=== Your goal ===
Give the listing again exactly, omitting its images.

=== Given entries ===
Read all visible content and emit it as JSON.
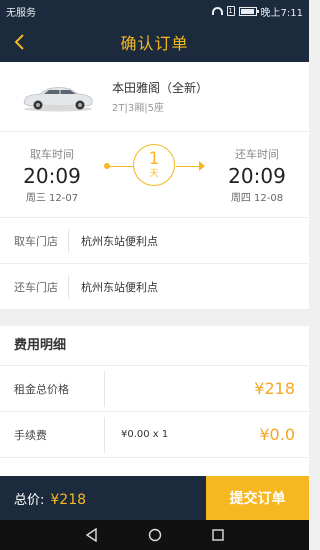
{
  "status_bar": {
    "carrier": "无服务",
    "sim_label": "1",
    "time_label": "晚上7:11"
  },
  "header": {
    "title": "确认订单"
  },
  "car": {
    "name": "本田雅阁（全新）",
    "spec": "2T|3厢|5座"
  },
  "pickup": {
    "label": "取车时间",
    "time": "20:09",
    "date": "周三 12-07"
  },
  "return": {
    "label": "还车时间",
    "time": "20:09",
    "date": "周四 12-08"
  },
  "duration": {
    "days": "1",
    "unit": "天"
  },
  "stores": [
    {
      "label": "取车门店",
      "value": "杭州东站便利点"
    },
    {
      "label": "还车门店",
      "value": "杭州东站便利点"
    }
  ],
  "fees": {
    "title": "费用明细",
    "rows": [
      {
        "label": "租金总价格",
        "detail": "",
        "amount": "¥218"
      },
      {
        "label": "手续费",
        "detail": "¥0.00 x 1",
        "amount": "¥0.0"
      }
    ]
  },
  "footer": {
    "total_label": "总价:",
    "total_amount": "¥218",
    "submit_label": "提交订单"
  },
  "colors": {
    "accent": "#f5b820",
    "navy": "#1b2a3c",
    "price": "#f5a623"
  }
}
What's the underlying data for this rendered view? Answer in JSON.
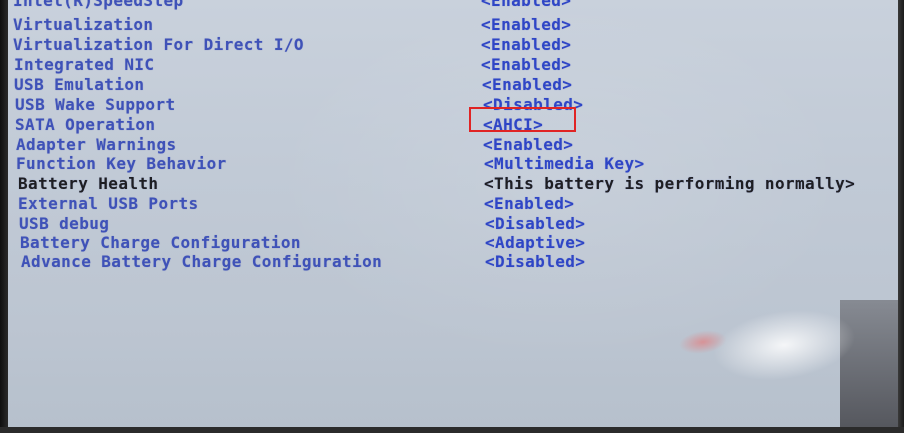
{
  "bios": {
    "settings": [
      {
        "label": "Intel(R)SpeedStep",
        "value": "<Enabled>"
      },
      {
        "label": "Virtualization",
        "value": "<Enabled>"
      },
      {
        "label": "Virtualization For Direct I/O",
        "value": "<Enabled>"
      },
      {
        "label": "Integrated NIC",
        "value": "<Enabled>"
      },
      {
        "label": "USB Emulation",
        "value": "<Enabled>"
      },
      {
        "label": "USB Wake Support",
        "value": "<Disabled>"
      },
      {
        "label": "SATA Operation",
        "value": "<AHCI>"
      },
      {
        "label": "Adapter Warnings",
        "value": "<Enabled>"
      },
      {
        "label": "Function Key Behavior",
        "value": "<Multimedia Key>"
      },
      {
        "label": "Battery Health",
        "value": "<This battery is performing normally>"
      },
      {
        "label": "External USB Ports",
        "value": "<Enabled>"
      },
      {
        "label": "USB debug",
        "value": "<Disabled>"
      },
      {
        "label": "Battery Charge Configuration",
        "value": "<Adaptive>"
      },
      {
        "label": "Advance Battery Charge Configuration",
        "value": "<Disabled>"
      }
    ],
    "highlight_color": "#e02424",
    "text_color": "#3f52b8"
  }
}
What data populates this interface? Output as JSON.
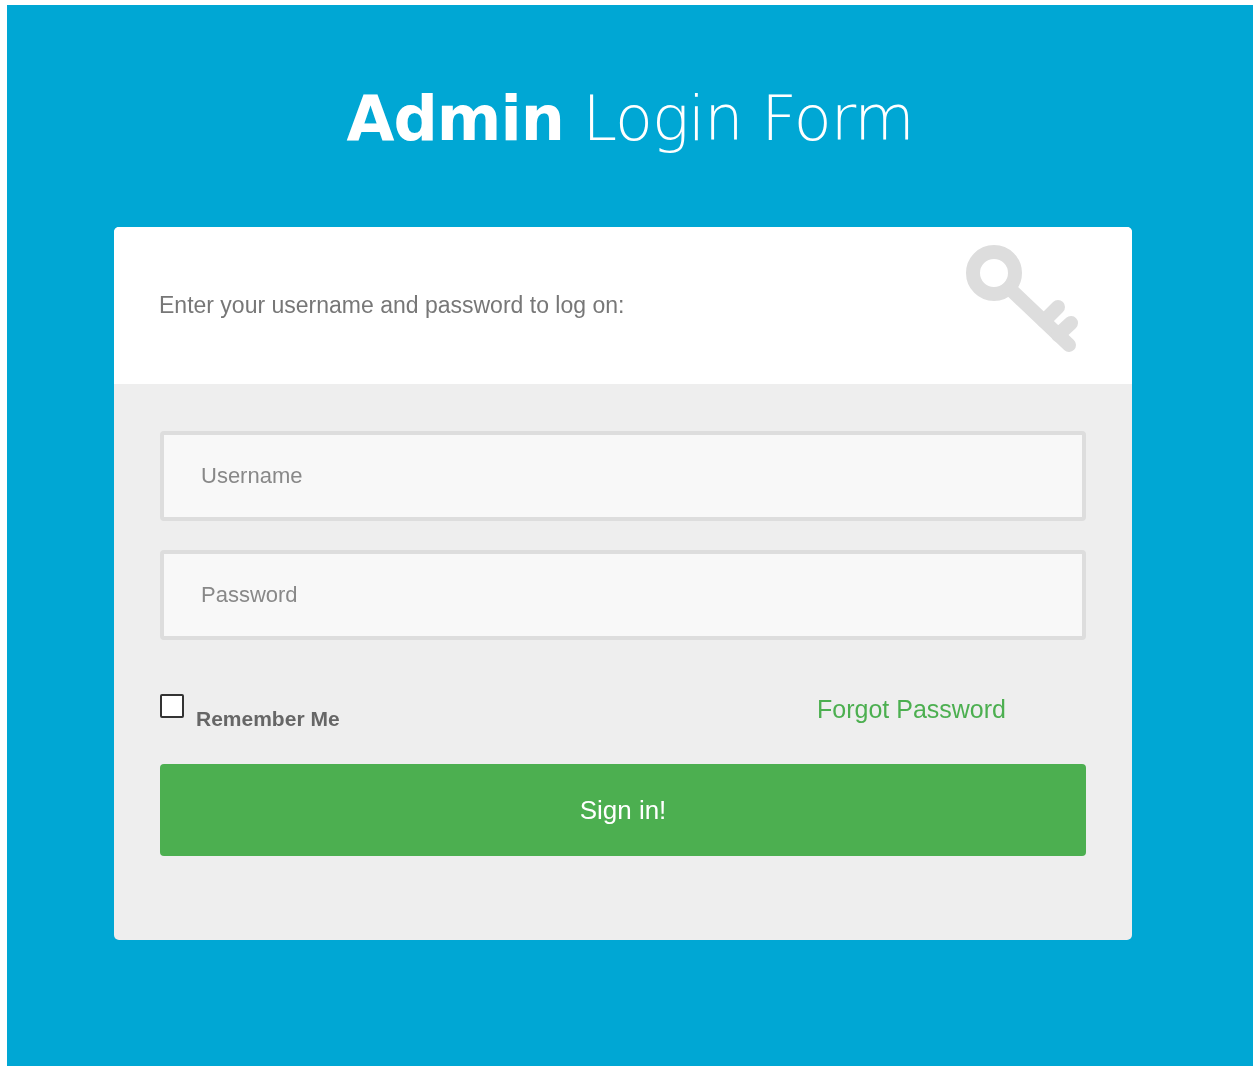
{
  "title": "**Admin** Login Form",
  "card": {
    "prompt": "Enter your username and password to log on:"
  },
  "fields": [
    {
      "placeholder": "Username"
    },
    {
      "placeholder": "Password"
    }
  ],
  "remember": {
    "label": "Remember Me",
    "checked": false
  },
  "forgot_link": "Forgot Password",
  "submit_button": "Sign in!"
}
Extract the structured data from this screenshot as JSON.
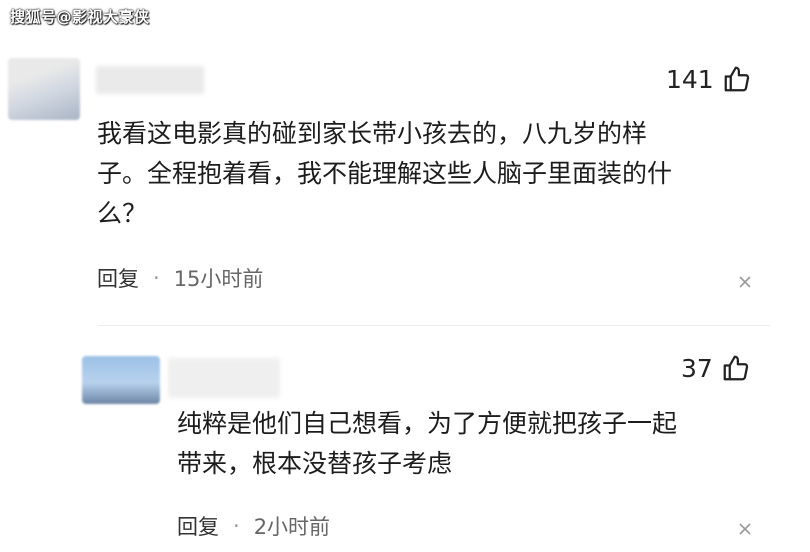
{
  "watermark": "搜狐号@影视大豪侠",
  "comments": [
    {
      "likes": "141",
      "text_lines": [
        "我看这电影真的碰到家长带小孩去的，八九岁的样",
        "子。全程抱着看，我不能理解这些人脑子里面装的什",
        "么？"
      ],
      "reply_label": "回复",
      "separator": "·",
      "time": "15小时前"
    },
    {
      "likes": "37",
      "text_lines": [
        "纯粹是他们自己想看，为了方便就把孩子一起",
        "带来，根本没替孩子考虑"
      ],
      "reply_label": "回复",
      "separator": "·",
      "time": "2小时前"
    }
  ],
  "icons": {
    "like": "thumbs-up-icon",
    "close": "close-icon"
  }
}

=== Response to this task ===
Read all visible content and emit it as JSON.
{
  "status_bar": {
    "carrier": "无服务",
    "sim_label": "1",
    "time_label": "晚上7:11"
  },
  "header": {
    "title": "确认订单"
  },
  "car": {
    "name": "本田雅阁（全新）",
    "spec": "2T|3厢|5座"
  },
  "pickup": {
    "label": "取车时间",
    "time": "20:09",
    "date": "周三 12-07"
  },
  "return": {
    "label": "还车时间",
    "time": "20:09",
    "date": "周四 12-08"
  },
  "duration": {
    "days": "1",
    "unit": "天"
  },
  "stores": [
    {
      "label": "取车门店",
      "value": "杭州东站便利点"
    },
    {
      "label": "还车门店",
      "value": "杭州东站便利点"
    }
  ],
  "fees": {
    "title": "费用明细",
    "rows": [
      {
        "label": "租金总价格",
        "detail": "",
        "amount": "¥218"
      },
      {
        "label": "手续费",
        "detail": "¥0.00 x 1",
        "amount": "¥0.0"
      }
    ]
  },
  "footer": {
    "total_label": "总价:",
    "total_amount": "¥218",
    "submit_label": "提交订单"
  },
  "colors": {
    "accent": "#f5b820",
    "navy": "#1b2a3c",
    "price": "#f5a623"
  }
}
What's the underlying data for this rendered view? Answer in JSON.
{
  "bios": {
    "settings": [
      {
        "label": "Intel(R)SpeedStep",
        "value": "<Enabled>"
      },
      {
        "label": "Virtualization",
        "value": "<Enabled>"
      },
      {
        "label": "Virtualization For Direct I/O",
        "value": "<Enabled>"
      },
      {
        "label": "Integrated NIC",
        "value": "<Enabled>"
      },
      {
        "label": "USB Emulation",
        "value": "<Enabled>"
      },
      {
        "label": "USB Wake Support",
        "value": "<Disabled>"
      },
      {
        "label": "SATA Operation",
        "value": "<AHCI>"
      },
      {
        "label": "Adapter Warnings",
        "value": "<Enabled>"
      },
      {
        "label": "Function Key Behavior",
        "value": "<Multimedia Key>"
      },
      {
        "label": "Battery Health",
        "value": "<This battery is performing normally>"
      },
      {
        "label": "External USB Ports",
        "value": "<Enabled>"
      },
      {
        "label": "USB debug",
        "value": "<Disabled>"
      },
      {
        "label": "Battery Charge Configuration",
        "value": "<Adaptive>"
      },
      {
        "label": "Advance Battery Charge Configuration",
        "value": "<Disabled>"
      }
    ],
    "highlight_color": "#e02424",
    "text_color": "#3f52b8"
  }
}
What data populates this interface? Output as JSON.
{
  "title": "**Admin** Login Form",
  "card": {
    "prompt": "Enter your username and password to log on:"
  },
  "fields": [
    {
      "placeholder": "Username"
    },
    {
      "placeholder": "Password"
    }
  ],
  "remember": {
    "label": "Remember Me",
    "checked": false
  },
  "forgot_link": "Forgot Password",
  "submit_button": "Sign in!"
}
Extract the structured data from this screenshot as JSON.
{
  "watermark": "搜狐号@影视大豪侠",
  "comments": [
    {
      "likes": "141",
      "text_lines": [
        "我看这电影真的碰到家长带小孩去的，八九岁的样",
        "子。全程抱着看，我不能理解这些人脑子里面装的什",
        "么？"
      ],
      "reply_label": "回复",
      "separator": "·",
      "time": "15小时前"
    },
    {
      "likes": "37",
      "text_lines": [
        "纯粹是他们自己想看，为了方便就把孩子一起",
        "带来，根本没替孩子考虑"
      ],
      "reply_label": "回复",
      "separator": "·",
      "time": "2小时前"
    }
  ],
  "icons": {
    "like": "thumbs-up-icon",
    "close": "close-icon"
  }
}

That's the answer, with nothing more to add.